* **Written request**: Only the pictures are to be left out; set down the rest of the records exactly.

Source records
# # # #

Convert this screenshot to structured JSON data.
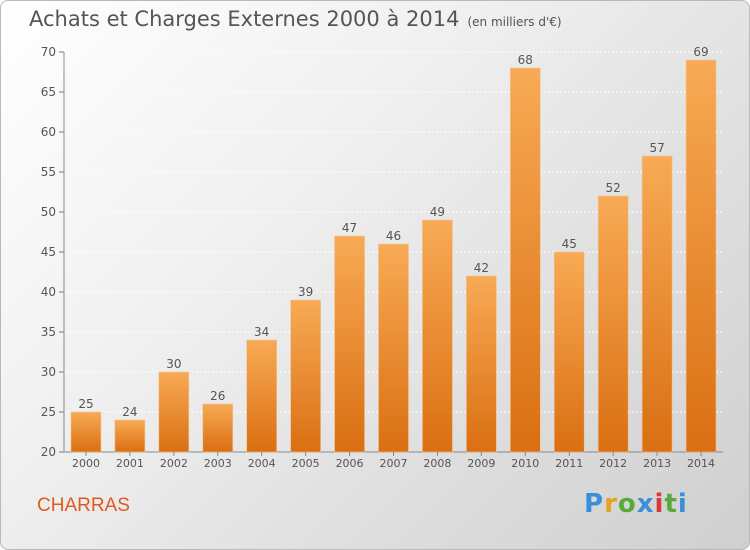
{
  "title": "Achats et Charges Externes 2000 à 2014",
  "unit": "(en milliers d'€)",
  "commune": "CHARRAS",
  "logo": {
    "letters": [
      "P",
      "r",
      "o",
      "x",
      "i",
      "t",
      "i"
    ],
    "colors": [
      "#3a8fd8",
      "#e8a020",
      "#5aaa3a",
      "#3a8fd8",
      "#d83a3a",
      "#5aaa3a",
      "#3a8fd8"
    ]
  },
  "colors": {
    "bar_top": "#f8aa55",
    "bar_bottom": "#da6f12",
    "text": "#555555",
    "commune": "#e2591f"
  },
  "chart_data": {
    "type": "bar",
    "categories": [
      "2000",
      "2001",
      "2002",
      "2003",
      "2004",
      "2005",
      "2006",
      "2007",
      "2008",
      "2009",
      "2010",
      "2011",
      "2012",
      "2013",
      "2014"
    ],
    "values": [
      25,
      24,
      30,
      26,
      34,
      39,
      47,
      46,
      49,
      42,
      68,
      45,
      52,
      57,
      69
    ],
    "ylim": [
      20,
      70
    ],
    "yticks": [
      20,
      25,
      30,
      35,
      40,
      45,
      50,
      55,
      60,
      65,
      70
    ],
    "grid": true,
    "title": "Achats et Charges Externes 2000 à 2014",
    "xlabel": "",
    "ylabel": ""
  }
}
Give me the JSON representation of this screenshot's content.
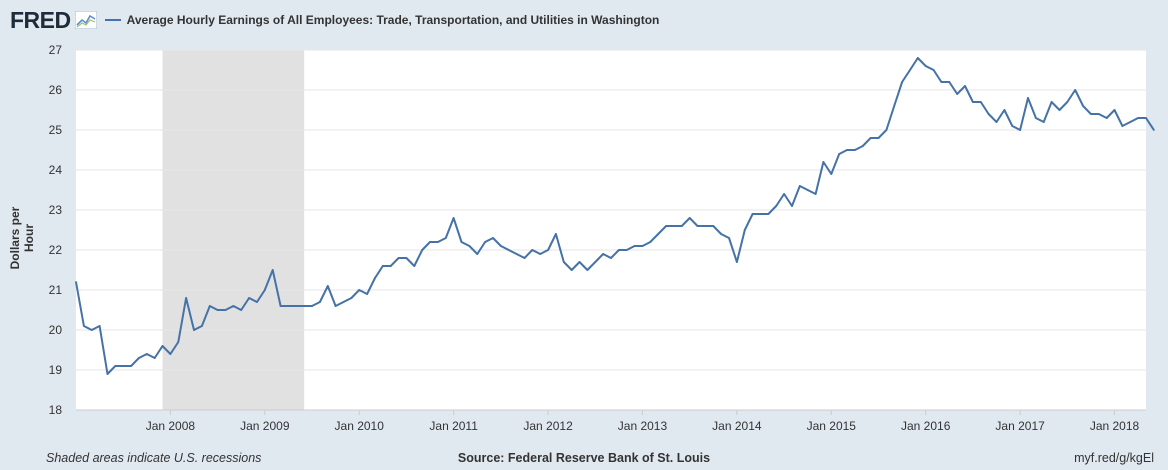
{
  "header": {
    "logo_text": "FRED",
    "legend_label": "Average Hourly Earnings of All Employees: Trade, Transportation, and Utilities in Washington"
  },
  "footer": {
    "recession_note": "Shaded areas indicate U.S. recessions",
    "source": "Source: Federal Reserve Bank of St. Louis",
    "short_url": "myf.red/g/kgEl"
  },
  "chart_data": {
    "type": "line",
    "ylabel": "Dollars per Hour",
    "ylim": [
      18,
      27
    ],
    "yticks": [
      18,
      19,
      20,
      21,
      22,
      23,
      24,
      25,
      26,
      27
    ],
    "xlim": [
      "2007-01",
      "2018-05"
    ],
    "xticks": [
      "Jan 2008",
      "Jan 2009",
      "Jan 2010",
      "Jan 2011",
      "Jan 2012",
      "Jan 2013",
      "Jan 2014",
      "Jan 2015",
      "Jan 2016",
      "Jan 2017",
      "Jan 2018"
    ],
    "recession_shading": [
      "2007-12",
      "2009-06"
    ],
    "grid": "horizontal",
    "line_color": "#4572a7",
    "series": [
      {
        "start": "2007-01",
        "frequency": "monthly",
        "values": [
          21.2,
          20.1,
          20.0,
          20.1,
          18.9,
          19.1,
          19.1,
          19.1,
          19.3,
          19.4,
          19.3,
          19.6,
          19.4,
          19.7,
          20.8,
          20.0,
          20.1,
          20.6,
          20.5,
          20.5,
          20.6,
          20.5,
          20.8,
          20.7,
          21.0,
          21.5,
          20.6,
          20.6,
          20.6,
          20.6,
          20.6,
          20.7,
          21.1,
          20.6,
          20.7,
          20.8,
          21.0,
          20.9,
          21.3,
          21.6,
          21.6,
          21.8,
          21.8,
          21.6,
          22.0,
          22.2,
          22.2,
          22.3,
          22.8,
          22.2,
          22.1,
          21.9,
          22.2,
          22.3,
          22.1,
          22.0,
          21.9,
          21.8,
          22.0,
          21.9,
          22.0,
          22.4,
          21.7,
          21.5,
          21.7,
          21.5,
          21.7,
          21.9,
          21.8,
          22.0,
          22.0,
          22.1,
          22.1,
          22.2,
          22.4,
          22.6,
          22.6,
          22.6,
          22.8,
          22.6,
          22.6,
          22.6,
          22.4,
          22.3,
          21.7,
          22.5,
          22.9,
          22.9,
          22.9,
          23.1,
          23.4,
          23.1,
          23.6,
          23.5,
          23.4,
          24.2,
          23.9,
          24.4,
          24.5,
          24.5,
          24.6,
          24.8,
          24.8,
          25.0,
          25.6,
          26.2,
          26.5,
          26.8,
          26.6,
          26.5,
          26.2,
          26.2,
          25.9,
          26.1,
          25.7,
          25.7,
          25.4,
          25.2,
          25.5,
          25.1,
          25.0,
          25.8,
          25.3,
          25.2,
          25.7,
          25.5,
          25.7,
          26.0,
          25.6,
          25.4,
          25.4,
          25.3,
          25.5,
          25.1,
          25.2,
          25.3,
          25.3,
          25.0
        ]
      }
    ]
  }
}
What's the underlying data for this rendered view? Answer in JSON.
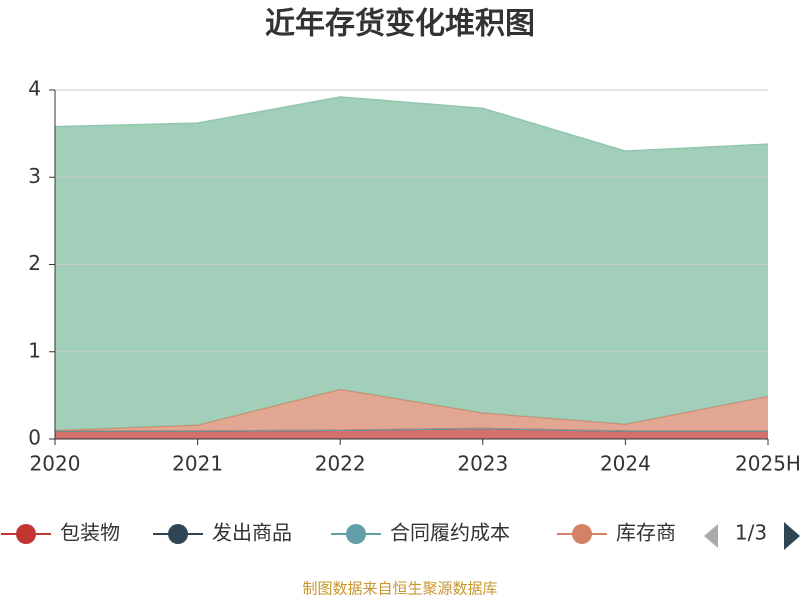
{
  "chart_data": {
    "type": "stacked_area",
    "title": "近年存货变化堆积图",
    "categories": [
      "2020",
      "2021",
      "2022",
      "2023",
      "2024",
      "2025H"
    ],
    "series": [
      {
        "name": "包装物",
        "color": "#c23531",
        "values": [
          0.09,
          0.09,
          0.1,
          0.12,
          0.09,
          0.09
        ]
      },
      {
        "name": "发出商品",
        "color": "#2f4554",
        "values": [
          0,
          0,
          0,
          0,
          0,
          0
        ]
      },
      {
        "name": "合同履约成本",
        "color": "#61a0a8",
        "values": [
          0,
          0,
          0,
          0,
          0,
          0
        ]
      },
      {
        "name": "库存商",
        "color": "#d48265",
        "values": [
          0.01,
          0.07,
          0.47,
          0.18,
          0.08,
          0.4
        ]
      },
      {
        "color": "#91c7ae",
        "values": [
          3.48,
          3.46,
          3.35,
          3.49,
          3.13,
          2.89
        ]
      }
    ],
    "ylim": [
      0,
      4
    ],
    "yticks": [
      0,
      1,
      2,
      3,
      4
    ],
    "grid": true,
    "legend_page": "1/3",
    "footer": "制图数据来自恒生聚源数据库"
  }
}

# # # #

* **Response below**:
Convert this screenshot to structured JSON data.
{
  "title": "Achats et Charges Externes 2000 à 2014",
  "unit": "(en milliers d'€)",
  "commune": "CHARRAS",
  "logo": {
    "letters": [
      "P",
      "r",
      "o",
      "x",
      "i",
      "t",
      "i"
    ],
    "colors": [
      "#3a8fd8",
      "#e8a020",
      "#5aaa3a",
      "#3a8fd8",
      "#d83a3a",
      "#5aaa3a",
      "#3a8fd8"
    ]
  },
  "colors": {
    "bar_top": "#f8aa55",
    "bar_bottom": "#da6f12",
    "text": "#555555",
    "commune": "#e2591f"
  },
  "chart_data": {
    "type": "bar",
    "categories": [
      "2000",
      "2001",
      "2002",
      "2003",
      "2004",
      "2005",
      "2006",
      "2007",
      "2008",
      "2009",
      "2010",
      "2011",
      "2012",
      "2013",
      "2014"
    ],
    "values": [
      25,
      24,
      30,
      26,
      34,
      39,
      47,
      46,
      49,
      42,
      68,
      45,
      52,
      57,
      69
    ],
    "ylim": [
      20,
      70
    ],
    "yticks": [
      20,
      25,
      30,
      35,
      40,
      45,
      50,
      55,
      60,
      65,
      70
    ],
    "grid": true,
    "title": "Achats et Charges Externes 2000 à 2014",
    "xlabel": "",
    "ylabel": ""
  }
}
Give me the JSON representation of this screenshot's content.
{
  "header": {
    "logo_text": "FRED",
    "legend_label": "Average Hourly Earnings of All Employees: Trade, Transportation, and Utilities in Washington"
  },
  "footer": {
    "recession_note": "Shaded areas indicate U.S. recessions",
    "source": "Source: Federal Reserve Bank of St. Louis",
    "short_url": "myf.red/g/kgEl"
  },
  "chart_data": {
    "type": "line",
    "ylabel": "Dollars per Hour",
    "ylim": [
      18,
      27
    ],
    "yticks": [
      18,
      19,
      20,
      21,
      22,
      23,
      24,
      25,
      26,
      27
    ],
    "xlim": [
      "2007-01",
      "2018-05"
    ],
    "xticks": [
      "Jan 2008",
      "Jan 2009",
      "Jan 2010",
      "Jan 2011",
      "Jan 2012",
      "Jan 2013",
      "Jan 2014",
      "Jan 2015",
      "Jan 2016",
      "Jan 2017",
      "Jan 2018"
    ],
    "recession_shading": [
      "2007-12",
      "2009-06"
    ],
    "grid": "horizontal",
    "line_color": "#4572a7",
    "series": [
      {
        "start": "2007-01",
        "frequency": "monthly",
        "values": [
          21.2,
          20.1,
          20.0,
          20.1,
          18.9,
          19.1,
          19.1,
          19.1,
          19.3,
          19.4,
          19.3,
          19.6,
          19.4,
          19.7,
          20.8,
          20.0,
          20.1,
          20.6,
          20.5,
          20.5,
          20.6,
          20.5,
          20.8,
          20.7,
          21.0,
          21.5,
          20.6,
          20.6,
          20.6,
          20.6,
          20.6,
          20.7,
          21.1,
          20.6,
          20.7,
          20.8,
          21.0,
          20.9,
          21.3,
          21.6,
          21.6,
          21.8,
          21.8,
          21.6,
          22.0,
          22.2,
          22.2,
          22.3,
          22.8,
          22.2,
          22.1,
          21.9,
          22.2,
          22.3,
          22.1,
          22.0,
          21.9,
          21.8,
          22.0,
          21.9,
          22.0,
          22.4,
          21.7,
          21.5,
          21.7,
          21.5,
          21.7,
          21.9,
          21.8,
          22.0,
          22.0,
          22.1,
          22.1,
          22.2,
          22.4,
          22.6,
          22.6,
          22.6,
          22.8,
          22.6,
          22.6,
          22.6,
          22.4,
          22.3,
          21.7,
          22.5,
          22.9,
          22.9,
          22.9,
          23.1,
          23.4,
          23.1,
          23.6,
          23.5,
          23.4,
          24.2,
          23.9,
          24.4,
          24.5,
          24.5,
          24.6,
          24.8,
          24.8,
          25.0,
          25.6,
          26.2,
          26.5,
          26.8,
          26.6,
          26.5,
          26.2,
          26.2,
          25.9,
          26.1,
          25.7,
          25.7,
          25.4,
          25.2,
          25.5,
          25.1,
          25.0,
          25.8,
          25.3,
          25.2,
          25.7,
          25.5,
          25.7,
          26.0,
          25.6,
          25.4,
          25.4,
          25.3,
          25.5,
          25.1,
          25.2,
          25.3,
          25.3,
          25.0
        ]
      }
    ]
  }
}
What's the underlying data for this rendered view? Answer in JSON.
{
  "chart_data": {
    "type": "stacked_area",
    "title": "近年存货变化堆积图",
    "categories": [
      "2020",
      "2021",
      "2022",
      "2023",
      "2024",
      "2025H"
    ],
    "series": [
      {
        "name": "包装物",
        "color": "#c23531",
        "values": [
          0.09,
          0.09,
          0.1,
          0.12,
          0.09,
          0.09
        ]
      },
      {
        "name": "发出商品",
        "color": "#2f4554",
        "values": [
          0,
          0,
          0,
          0,
          0,
          0
        ]
      },
      {
        "name": "合同履约成本",
        "color": "#61a0a8",
        "values": [
          0,
          0,
          0,
          0,
          0,
          0
        ]
      },
      {
        "name": "库存商",
        "color": "#d48265",
        "values": [
          0.01,
          0.07,
          0.47,
          0.18,
          0.08,
          0.4
        ]
      },
      {
        "color": "#91c7ae",
        "values": [
          3.48,
          3.46,
          3.35,
          3.49,
          3.13,
          2.89
        ]
      }
    ],
    "ylim": [
      0,
      4
    ],
    "yticks": [
      0,
      1,
      2,
      3,
      4
    ],
    "grid": true,
    "legend_page": "1/3",
    "footer": "制图数据来自恒生聚源数据库"
  }
}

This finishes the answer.